• Problem
Please give the listing again in its entirety, exactly as written.

• Records shown

>> START

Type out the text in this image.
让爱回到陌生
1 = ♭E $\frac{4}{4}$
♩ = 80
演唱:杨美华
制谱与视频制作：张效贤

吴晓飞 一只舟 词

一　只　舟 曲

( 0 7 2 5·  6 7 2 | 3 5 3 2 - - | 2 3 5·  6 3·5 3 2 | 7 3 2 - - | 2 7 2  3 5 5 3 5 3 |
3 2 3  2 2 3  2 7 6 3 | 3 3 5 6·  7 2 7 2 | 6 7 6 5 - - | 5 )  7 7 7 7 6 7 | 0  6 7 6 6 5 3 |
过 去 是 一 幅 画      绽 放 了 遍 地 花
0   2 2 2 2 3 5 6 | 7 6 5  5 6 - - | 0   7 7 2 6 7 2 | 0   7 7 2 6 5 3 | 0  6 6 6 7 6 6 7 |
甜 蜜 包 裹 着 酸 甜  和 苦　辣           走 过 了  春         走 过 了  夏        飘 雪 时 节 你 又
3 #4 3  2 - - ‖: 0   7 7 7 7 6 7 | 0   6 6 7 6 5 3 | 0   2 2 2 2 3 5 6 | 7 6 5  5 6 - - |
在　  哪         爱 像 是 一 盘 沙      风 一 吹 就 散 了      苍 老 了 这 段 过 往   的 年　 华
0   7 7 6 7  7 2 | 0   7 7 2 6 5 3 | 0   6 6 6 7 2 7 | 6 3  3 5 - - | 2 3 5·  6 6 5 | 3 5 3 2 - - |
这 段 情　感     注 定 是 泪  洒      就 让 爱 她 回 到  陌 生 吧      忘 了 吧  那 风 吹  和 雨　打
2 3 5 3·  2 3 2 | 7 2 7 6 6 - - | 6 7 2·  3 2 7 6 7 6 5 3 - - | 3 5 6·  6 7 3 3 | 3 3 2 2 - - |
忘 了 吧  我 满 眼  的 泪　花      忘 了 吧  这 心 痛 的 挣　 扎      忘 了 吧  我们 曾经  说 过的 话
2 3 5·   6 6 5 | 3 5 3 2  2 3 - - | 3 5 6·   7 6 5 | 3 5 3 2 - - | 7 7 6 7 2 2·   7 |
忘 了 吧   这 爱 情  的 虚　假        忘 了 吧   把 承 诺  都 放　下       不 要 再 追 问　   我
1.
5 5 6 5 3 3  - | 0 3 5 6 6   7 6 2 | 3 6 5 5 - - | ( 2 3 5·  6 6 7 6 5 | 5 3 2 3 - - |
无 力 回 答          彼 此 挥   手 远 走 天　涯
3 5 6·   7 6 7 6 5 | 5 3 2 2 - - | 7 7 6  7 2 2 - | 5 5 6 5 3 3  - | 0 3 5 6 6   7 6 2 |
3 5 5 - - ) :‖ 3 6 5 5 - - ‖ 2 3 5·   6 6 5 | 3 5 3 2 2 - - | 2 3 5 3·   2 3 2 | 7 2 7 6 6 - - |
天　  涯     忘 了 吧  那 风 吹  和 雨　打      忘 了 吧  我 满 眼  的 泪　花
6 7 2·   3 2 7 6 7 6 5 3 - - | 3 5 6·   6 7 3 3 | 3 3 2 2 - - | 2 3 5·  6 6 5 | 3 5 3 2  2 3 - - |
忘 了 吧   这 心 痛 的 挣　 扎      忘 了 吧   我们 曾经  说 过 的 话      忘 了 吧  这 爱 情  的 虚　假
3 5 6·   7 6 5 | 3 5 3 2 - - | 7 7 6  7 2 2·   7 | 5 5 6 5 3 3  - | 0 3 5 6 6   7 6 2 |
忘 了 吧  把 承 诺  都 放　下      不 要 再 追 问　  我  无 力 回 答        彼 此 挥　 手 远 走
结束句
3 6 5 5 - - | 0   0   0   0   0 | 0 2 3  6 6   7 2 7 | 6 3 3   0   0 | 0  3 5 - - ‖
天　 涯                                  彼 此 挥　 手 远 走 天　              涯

>> END

• Answer
Type out the text in this image.
让爱回到陌生
1 = ♭E $\frac{4}{4}$
♩ = 80
演唱:杨美华
制谱与视频制作：张效贤

吴晓飞 一只舟 词

一　只　舟 曲

( 0 7 2 5·  6 7 2 | 3 5 3 2 - - | 2 3 5·  6 3·5 3 2 | 7 3 2 - - | 2 7 2  3 5 5 3 5 3 |
3 2 3  2 2 3  2 7 6 3 | 3 3 5 6·  7 2 7 2 | 6 7 6 5 - - | 5 )  7 7 7 7 6 7 | 0  6 7 6 6 5 3 |
过 去 是 一 幅 画      绽 放 了 遍 地 花
0   2 2 2 2 3 5 6 | 7 6 5  5 6 - - | 0   7 7 2 6 7 2 | 0   7 7 2 6 5 3 | 0  6 6 6 7 6 6 7 |
甜 蜜 包 裹 着 酸 甜  和 苦　辣           走 过 了  春         走 过 了  夏        飘 雪 时 节 你 又
3 #4 3  2 - - ‖: 0   7 7 7 7 6 7 | 0   6 6 7 6 5 3 | 0   2 2 2 2 3 5 6 | 7 6 5  5 6 - - |
在　  哪         爱 像 是 一 盘 沙      风 一 吹 就 散 了      苍 老 了 这 段 过 往   的 年　 华
0   7 7 6 7  7 2 | 0   7 7 2 6 5 3 | 0   6 6 6 7 2 7 | 6 3  3 5 - - | 2 3 5·  6 6 5 | 3 5 3 2 - - |
这 段 情　感     注 定 是 泪  洒      就 让 爱 她 回 到  陌 生 吧      忘 了 吧  那 风 吹  和 雨　打
2 3 5 3·  2 3 2 | 7 2 7 6 6 - - | 6 7 2·  3 2 7 6 7 6 5 3 - - | 3 5 6·  6 7 3 3 | 3 3 2 2 - - |
忘 了 吧  我 满 眼  的 泪　花      忘 了 吧  这 心 痛 的 挣　 扎      忘 了 吧  我们 曾经  说 过的 话
2 3 5·   6 6 5 | 3 5 3 2  2 3 - - | 3 5 6·   7 6 5 | 3 5 3 2 - - | 7 7 6 7 2 2·   7 |
忘 了 吧   这 爱 情  的 虚　假        忘 了 吧   把 承 诺  都 放　下       不 要 再 追 问　   我
1.
5 5 6 5 3 3  - | 0 3 5 6 6   7 6 2 | 3 6 5 5 - - | ( 2 3 5·  6 6 7 6 5 | 5 3 2 3 - - |
无 力 回 答          彼 此 挥   手 远 走 天　涯
3 5 6·   7 6 7 6 5 | 5 3 2 2 - - | 7 7 6  7 2 2 - | 5 5 6 5 3 3  - | 0 3 5 6 6   7 6 2 |
3 5 5 - - ) :‖ 3 6 5 5 - - ‖ 2 3 5·   6 6 5 | 3 5 3 2 2 - - | 2 3 5 3·   2 3 2 | 7 2 7 6 6 - - |
天　  涯     忘 了 吧  那 风 吹  和 雨　打      忘 了 吧  我 满 眼  的 泪　花
6 7 2·   3 2 7 6 7 6 5 3 - - | 3 5 6·   6 7 3 3 | 3 3 2 2 - - | 2 3 5·  6 6 5 | 3 5 3 2  2 3 - - |
忘 了 吧   这 心 痛 的 挣　 扎      忘 了 吧   我们 曾经  说 过 的 话      忘 了 吧  这 爱 情  的 虚　假
3 5 6·   7 6 5 | 3 5 3 2 - - | 7 7 6  7 2 2·   7 | 5 5 6 5 3 3  - | 0 3 5 6 6   7 6 2 |
忘 了 吧  把 承 诺  都 放　下      不 要 再 追 问　  我  无 力 回 答        彼 此 挥　 手 远 走
结束句
3 6 5 5 - - | 0   0   0   0   0 | 0 2 3  6 6   7 2 7 | 6 3 3   0   0 | 0  3 5 - - ‖
天　 涯                                  彼 此 挥　 手 远 走 天　              涯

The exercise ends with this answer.